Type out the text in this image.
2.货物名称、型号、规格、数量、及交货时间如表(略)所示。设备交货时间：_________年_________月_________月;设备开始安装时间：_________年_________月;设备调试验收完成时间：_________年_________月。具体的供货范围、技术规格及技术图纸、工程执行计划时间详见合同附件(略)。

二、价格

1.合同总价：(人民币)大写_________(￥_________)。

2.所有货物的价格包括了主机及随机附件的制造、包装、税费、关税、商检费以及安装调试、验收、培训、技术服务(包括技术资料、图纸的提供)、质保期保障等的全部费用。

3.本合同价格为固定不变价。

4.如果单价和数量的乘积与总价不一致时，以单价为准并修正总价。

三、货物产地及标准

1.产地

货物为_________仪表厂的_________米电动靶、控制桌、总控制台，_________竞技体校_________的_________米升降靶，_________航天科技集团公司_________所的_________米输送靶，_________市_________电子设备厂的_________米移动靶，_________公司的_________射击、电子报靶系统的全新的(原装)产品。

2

◆ ◆ ◆ ◆

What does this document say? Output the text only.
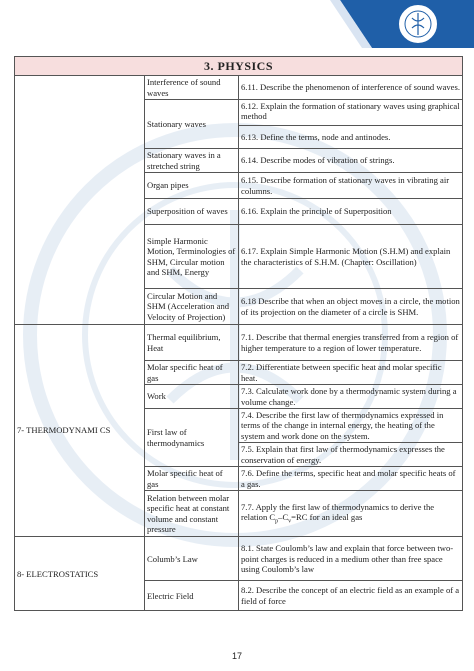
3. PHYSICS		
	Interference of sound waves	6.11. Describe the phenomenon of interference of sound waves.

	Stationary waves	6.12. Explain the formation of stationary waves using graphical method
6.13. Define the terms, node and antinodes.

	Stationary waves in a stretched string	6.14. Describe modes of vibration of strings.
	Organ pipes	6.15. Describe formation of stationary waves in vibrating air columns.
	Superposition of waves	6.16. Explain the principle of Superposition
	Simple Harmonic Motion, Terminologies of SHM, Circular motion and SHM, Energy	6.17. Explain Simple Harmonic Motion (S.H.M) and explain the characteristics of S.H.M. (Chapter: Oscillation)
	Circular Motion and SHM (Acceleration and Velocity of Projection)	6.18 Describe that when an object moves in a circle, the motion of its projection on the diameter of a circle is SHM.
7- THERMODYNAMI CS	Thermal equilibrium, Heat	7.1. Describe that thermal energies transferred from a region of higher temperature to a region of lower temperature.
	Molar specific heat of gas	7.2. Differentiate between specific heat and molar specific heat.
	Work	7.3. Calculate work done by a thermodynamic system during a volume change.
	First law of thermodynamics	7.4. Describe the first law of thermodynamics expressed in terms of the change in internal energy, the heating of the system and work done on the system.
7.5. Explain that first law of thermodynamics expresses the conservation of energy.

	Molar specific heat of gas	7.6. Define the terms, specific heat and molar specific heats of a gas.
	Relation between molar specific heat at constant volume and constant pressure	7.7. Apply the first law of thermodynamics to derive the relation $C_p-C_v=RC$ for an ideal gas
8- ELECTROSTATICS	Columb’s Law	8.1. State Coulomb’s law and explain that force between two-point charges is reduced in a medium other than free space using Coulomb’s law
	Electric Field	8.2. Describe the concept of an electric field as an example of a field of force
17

◆ ◆ ◆ ◆

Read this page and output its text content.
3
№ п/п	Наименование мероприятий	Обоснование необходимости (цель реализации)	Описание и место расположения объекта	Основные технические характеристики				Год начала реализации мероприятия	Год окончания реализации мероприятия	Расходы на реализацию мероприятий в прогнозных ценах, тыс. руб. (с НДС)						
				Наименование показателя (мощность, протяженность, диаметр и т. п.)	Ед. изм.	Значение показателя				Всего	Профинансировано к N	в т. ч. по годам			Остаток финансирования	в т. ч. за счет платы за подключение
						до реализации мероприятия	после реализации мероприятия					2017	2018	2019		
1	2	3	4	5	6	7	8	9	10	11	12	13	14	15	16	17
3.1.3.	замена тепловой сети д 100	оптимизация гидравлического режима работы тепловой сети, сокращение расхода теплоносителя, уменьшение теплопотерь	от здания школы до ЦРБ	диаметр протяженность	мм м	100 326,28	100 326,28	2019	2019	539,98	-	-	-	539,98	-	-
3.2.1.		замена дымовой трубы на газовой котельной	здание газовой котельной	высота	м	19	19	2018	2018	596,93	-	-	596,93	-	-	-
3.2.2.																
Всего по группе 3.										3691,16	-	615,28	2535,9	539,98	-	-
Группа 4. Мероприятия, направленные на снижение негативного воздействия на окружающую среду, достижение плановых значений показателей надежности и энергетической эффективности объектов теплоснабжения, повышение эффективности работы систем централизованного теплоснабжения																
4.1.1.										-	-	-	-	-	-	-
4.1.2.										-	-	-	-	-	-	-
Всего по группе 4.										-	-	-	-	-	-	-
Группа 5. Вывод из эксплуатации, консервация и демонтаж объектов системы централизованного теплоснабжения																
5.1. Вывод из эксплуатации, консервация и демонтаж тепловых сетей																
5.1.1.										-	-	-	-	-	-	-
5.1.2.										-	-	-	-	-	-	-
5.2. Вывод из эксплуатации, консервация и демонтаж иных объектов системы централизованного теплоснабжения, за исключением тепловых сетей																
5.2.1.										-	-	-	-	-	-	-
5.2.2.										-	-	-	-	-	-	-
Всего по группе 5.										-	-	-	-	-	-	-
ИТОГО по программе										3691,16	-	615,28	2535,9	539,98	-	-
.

◆ ◆ ◆ ◆

REQUIREMENTS:
Search the data for "Motion" and list every line in which it occurs.

OUTPUT FOR THIS EXERCISE:
	Simple Harmonic Motion, Terminologies of SHM, Circular motion and SHM, Energy	6.17. Explain Simple Harmonic Motion (S.H.M) and explain the characteristics of S.H.M. (Chapter: Oscillation)
	Circular Motion and SHM (Acceleration and Velocity of Projection)	6.18 Describe that when an object moves in a circle, the motion of its projection on the diameter of a circle is SHM.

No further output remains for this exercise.